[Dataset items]

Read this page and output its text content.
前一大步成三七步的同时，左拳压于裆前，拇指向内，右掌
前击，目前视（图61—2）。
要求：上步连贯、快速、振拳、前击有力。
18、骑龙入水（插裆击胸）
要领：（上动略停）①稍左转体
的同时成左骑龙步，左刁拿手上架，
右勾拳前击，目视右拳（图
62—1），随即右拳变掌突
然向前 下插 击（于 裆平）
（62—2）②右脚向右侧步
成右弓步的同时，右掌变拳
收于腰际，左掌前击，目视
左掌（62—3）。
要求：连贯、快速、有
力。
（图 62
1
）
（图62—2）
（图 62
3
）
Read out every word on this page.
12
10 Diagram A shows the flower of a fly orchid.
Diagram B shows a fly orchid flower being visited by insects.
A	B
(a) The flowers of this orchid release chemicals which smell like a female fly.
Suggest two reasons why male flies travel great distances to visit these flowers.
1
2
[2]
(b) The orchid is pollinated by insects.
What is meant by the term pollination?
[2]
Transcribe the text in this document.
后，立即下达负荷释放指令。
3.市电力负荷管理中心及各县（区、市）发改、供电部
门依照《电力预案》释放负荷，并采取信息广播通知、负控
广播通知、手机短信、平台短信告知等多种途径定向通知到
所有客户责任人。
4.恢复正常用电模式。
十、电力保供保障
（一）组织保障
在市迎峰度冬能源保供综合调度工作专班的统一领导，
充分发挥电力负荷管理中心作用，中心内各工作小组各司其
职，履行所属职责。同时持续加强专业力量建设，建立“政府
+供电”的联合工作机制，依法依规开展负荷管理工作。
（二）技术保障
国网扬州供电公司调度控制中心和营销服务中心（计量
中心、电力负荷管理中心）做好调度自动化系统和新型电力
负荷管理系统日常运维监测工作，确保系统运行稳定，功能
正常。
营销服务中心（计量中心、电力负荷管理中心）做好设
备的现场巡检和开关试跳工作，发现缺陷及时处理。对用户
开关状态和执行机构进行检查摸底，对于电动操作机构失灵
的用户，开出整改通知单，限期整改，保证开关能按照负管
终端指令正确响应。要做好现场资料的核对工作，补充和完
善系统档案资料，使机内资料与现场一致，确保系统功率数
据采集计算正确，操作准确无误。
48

-- What you are asked to do --
Go through the material above line by line and copy it exactly.

-- Reply to the task --
Read this page and output its text content.
前一大步成三七步的同时，左拳压于裆前，拇指向内，右掌
前击，目前视（图61—2）。
要求：上步连贯、快速、振拳、前击有力。
18、骑龙入水（插裆击胸）
要领：（上动略停）①稍左转体
的同时成左骑龙步，左刁拿手上架，
右勾拳前击，目视右拳（图
62—1），随即右拳变掌突
然向前 下插 击（于 裆平）
（62—2）②右脚向右侧步
成右弓步的同时，右掌变拳
收于腰际，左掌前击，目视
左掌（62—3）。
要求：连贯、快速、有
力。
（图 62
1
）
（图62—2）
（图 62
3
）
Read out every word on this page.
12
10 Diagram A shows the flower of a fly orchid.
Diagram B shows a fly orchid flower being visited by insects.
A	B
(a) The flowers of this orchid release chemicals which smell like a female fly.
Suggest two reasons why male flies travel great distances to visit these flowers.
1
2
[2]
(b) The orchid is pollinated by insects.
What is meant by the term pollination?
[2]
Transcribe the text in this document.
后，立即下达负荷释放指令。
3.市电力负荷管理中心及各县（区、市）发改、供电部
门依照《电力预案》释放负荷，并采取信息广播通知、负控
广播通知、手机短信、平台短信告知等多种途径定向通知到
所有客户责任人。
4.恢复正常用电模式。
十、电力保供保障
（一）组织保障
在市迎峰度冬能源保供综合调度工作专班的统一领导，
充分发挥电力负荷管理中心作用，中心内各工作小组各司其
职，履行所属职责。同时持续加强专业力量建设，建立“政府
+供电”的联合工作机制，依法依规开展负荷管理工作。
（二）技术保障
国网扬州供电公司调度控制中心和营销服务中心（计量
中心、电力负荷管理中心）做好调度自动化系统和新型电力
负荷管理系统日常运维监测工作，确保系统运行稳定，功能
正常。
营销服务中心（计量中心、电力负荷管理中心）做好设
备的现场巡检和开关试跳工作，发现缺陷及时处理。对用户
开关状态和执行机构进行检查摸底，对于电动操作机构失灵
的用户，开出整改通知单，限期整改，保证开关能按照负管
终端指令正确响应。要做好现场资料的核对工作，补充和完
善系统档案资料，使机内资料与现场一致，确保系统功率数
据采集计算正确，操作准确无误。
48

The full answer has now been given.